- _WHAT THE TASK REQUIRES_: Rewrite the rows from the first line through the line that contains "inspector-title: Keyboard Shortcuts", replacing "sidebar" with "panel" and changing nothing else.
===
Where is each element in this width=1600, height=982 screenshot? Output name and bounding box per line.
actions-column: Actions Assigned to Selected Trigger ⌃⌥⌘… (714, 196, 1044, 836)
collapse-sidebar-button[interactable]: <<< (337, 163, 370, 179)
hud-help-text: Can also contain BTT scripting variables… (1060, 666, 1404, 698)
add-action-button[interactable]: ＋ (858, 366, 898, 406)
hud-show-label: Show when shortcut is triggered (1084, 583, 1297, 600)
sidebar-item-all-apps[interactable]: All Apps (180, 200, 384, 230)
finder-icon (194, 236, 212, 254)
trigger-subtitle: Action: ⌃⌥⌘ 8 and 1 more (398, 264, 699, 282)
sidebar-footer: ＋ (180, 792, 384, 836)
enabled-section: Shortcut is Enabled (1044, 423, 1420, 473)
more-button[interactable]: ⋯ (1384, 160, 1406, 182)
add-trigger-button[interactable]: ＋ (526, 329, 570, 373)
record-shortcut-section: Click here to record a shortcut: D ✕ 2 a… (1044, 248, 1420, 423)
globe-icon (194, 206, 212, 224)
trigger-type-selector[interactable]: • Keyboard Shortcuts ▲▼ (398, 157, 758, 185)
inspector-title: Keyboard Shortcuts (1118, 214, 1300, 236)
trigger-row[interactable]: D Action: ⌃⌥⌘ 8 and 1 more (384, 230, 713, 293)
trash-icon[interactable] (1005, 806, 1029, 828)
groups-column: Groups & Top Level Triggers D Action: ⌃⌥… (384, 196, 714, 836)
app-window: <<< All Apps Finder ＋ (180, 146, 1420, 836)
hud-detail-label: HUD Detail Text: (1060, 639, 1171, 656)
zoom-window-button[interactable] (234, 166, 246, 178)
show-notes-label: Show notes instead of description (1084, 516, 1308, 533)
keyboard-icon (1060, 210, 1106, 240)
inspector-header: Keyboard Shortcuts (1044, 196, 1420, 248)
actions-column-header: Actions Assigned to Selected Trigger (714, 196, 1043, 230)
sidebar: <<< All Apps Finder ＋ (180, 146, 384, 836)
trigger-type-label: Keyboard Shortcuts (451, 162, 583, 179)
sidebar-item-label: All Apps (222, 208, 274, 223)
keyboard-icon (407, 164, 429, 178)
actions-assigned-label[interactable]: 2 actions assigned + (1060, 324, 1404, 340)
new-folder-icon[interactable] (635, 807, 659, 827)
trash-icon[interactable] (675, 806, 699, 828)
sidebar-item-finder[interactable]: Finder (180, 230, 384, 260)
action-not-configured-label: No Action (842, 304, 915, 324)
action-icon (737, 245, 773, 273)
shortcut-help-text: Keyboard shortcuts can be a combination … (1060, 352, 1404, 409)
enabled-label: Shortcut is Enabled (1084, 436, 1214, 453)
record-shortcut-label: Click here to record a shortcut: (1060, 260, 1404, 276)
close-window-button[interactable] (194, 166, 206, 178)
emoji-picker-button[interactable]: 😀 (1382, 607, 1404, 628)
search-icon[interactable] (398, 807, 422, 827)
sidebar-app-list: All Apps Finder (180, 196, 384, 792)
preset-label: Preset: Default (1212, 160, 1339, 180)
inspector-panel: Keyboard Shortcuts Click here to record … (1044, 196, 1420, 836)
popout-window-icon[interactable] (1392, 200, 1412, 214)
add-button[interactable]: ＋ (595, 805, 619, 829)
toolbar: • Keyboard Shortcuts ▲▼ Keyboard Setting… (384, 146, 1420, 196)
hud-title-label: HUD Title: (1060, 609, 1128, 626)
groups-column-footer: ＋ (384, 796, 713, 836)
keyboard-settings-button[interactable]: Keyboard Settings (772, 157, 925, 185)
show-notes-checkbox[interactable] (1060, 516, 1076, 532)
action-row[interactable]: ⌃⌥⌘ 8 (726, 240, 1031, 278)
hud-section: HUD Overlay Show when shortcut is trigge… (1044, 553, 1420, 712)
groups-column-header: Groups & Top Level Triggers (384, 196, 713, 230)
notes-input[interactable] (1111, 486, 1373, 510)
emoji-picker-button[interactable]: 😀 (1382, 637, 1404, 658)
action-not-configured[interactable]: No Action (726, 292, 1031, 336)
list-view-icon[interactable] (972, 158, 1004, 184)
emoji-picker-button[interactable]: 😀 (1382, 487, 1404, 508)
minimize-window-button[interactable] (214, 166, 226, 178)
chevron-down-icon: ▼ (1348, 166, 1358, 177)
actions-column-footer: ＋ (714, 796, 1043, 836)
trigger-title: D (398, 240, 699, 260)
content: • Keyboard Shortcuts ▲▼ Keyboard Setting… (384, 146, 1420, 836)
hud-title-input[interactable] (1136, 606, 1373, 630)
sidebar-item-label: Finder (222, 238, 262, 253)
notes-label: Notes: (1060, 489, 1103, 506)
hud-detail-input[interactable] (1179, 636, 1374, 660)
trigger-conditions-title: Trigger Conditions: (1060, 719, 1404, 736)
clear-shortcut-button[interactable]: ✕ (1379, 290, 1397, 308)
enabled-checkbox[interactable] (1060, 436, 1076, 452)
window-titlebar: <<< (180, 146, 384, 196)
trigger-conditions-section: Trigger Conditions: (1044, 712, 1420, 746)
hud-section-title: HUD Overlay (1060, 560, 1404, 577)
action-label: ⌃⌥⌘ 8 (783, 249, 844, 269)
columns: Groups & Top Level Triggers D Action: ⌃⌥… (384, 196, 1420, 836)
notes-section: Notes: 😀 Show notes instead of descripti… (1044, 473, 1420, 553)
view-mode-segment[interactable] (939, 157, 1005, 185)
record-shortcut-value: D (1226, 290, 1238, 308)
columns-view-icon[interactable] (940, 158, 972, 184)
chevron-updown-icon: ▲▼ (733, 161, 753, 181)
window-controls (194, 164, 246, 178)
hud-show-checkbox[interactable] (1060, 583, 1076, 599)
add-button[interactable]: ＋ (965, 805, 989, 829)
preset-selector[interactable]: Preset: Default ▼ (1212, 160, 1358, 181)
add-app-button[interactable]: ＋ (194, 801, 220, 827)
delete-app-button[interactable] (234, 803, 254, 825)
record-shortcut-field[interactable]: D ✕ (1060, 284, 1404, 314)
===
- _WORKED SOLUTION_:
Where is each element in this width=1600, height=982 screenshot? Output name and bounding box per line.
actions-column: Actions Assigned to Selected Trigger ⌃⌥⌘… (714, 196, 1044, 836)
collapse-panel-button[interactable]: <<< (337, 163, 370, 179)
hud-help-text: Can also contain BTT scripting variables… (1060, 666, 1404, 698)
add-action-button[interactable]: ＋ (858, 366, 898, 406)
hud-show-label: Show when shortcut is triggered (1084, 583, 1297, 600)
panel-item-all-apps[interactable]: All Apps (180, 200, 384, 230)
finder-icon (194, 236, 212, 254)
trigger-subtitle: Action: ⌃⌥⌘ 8 and 1 more (398, 264, 699, 282)
panel-footer: ＋ (180, 792, 384, 836)
enabled-section: Shortcut is Enabled (1044, 423, 1420, 473)
more-button[interactable]: ⋯ (1384, 160, 1406, 182)
add-trigger-button[interactable]: ＋ (526, 329, 570, 373)
record-shortcut-section: Click here to record a shortcut: D ✕ 2 a… (1044, 248, 1420, 423)
globe-icon (194, 206, 212, 224)
trigger-type-selector[interactable]: • Keyboard Shortcuts ▲▼ (398, 157, 758, 185)
inspector-title: Keyboard Shortcuts (1118, 214, 1300, 236)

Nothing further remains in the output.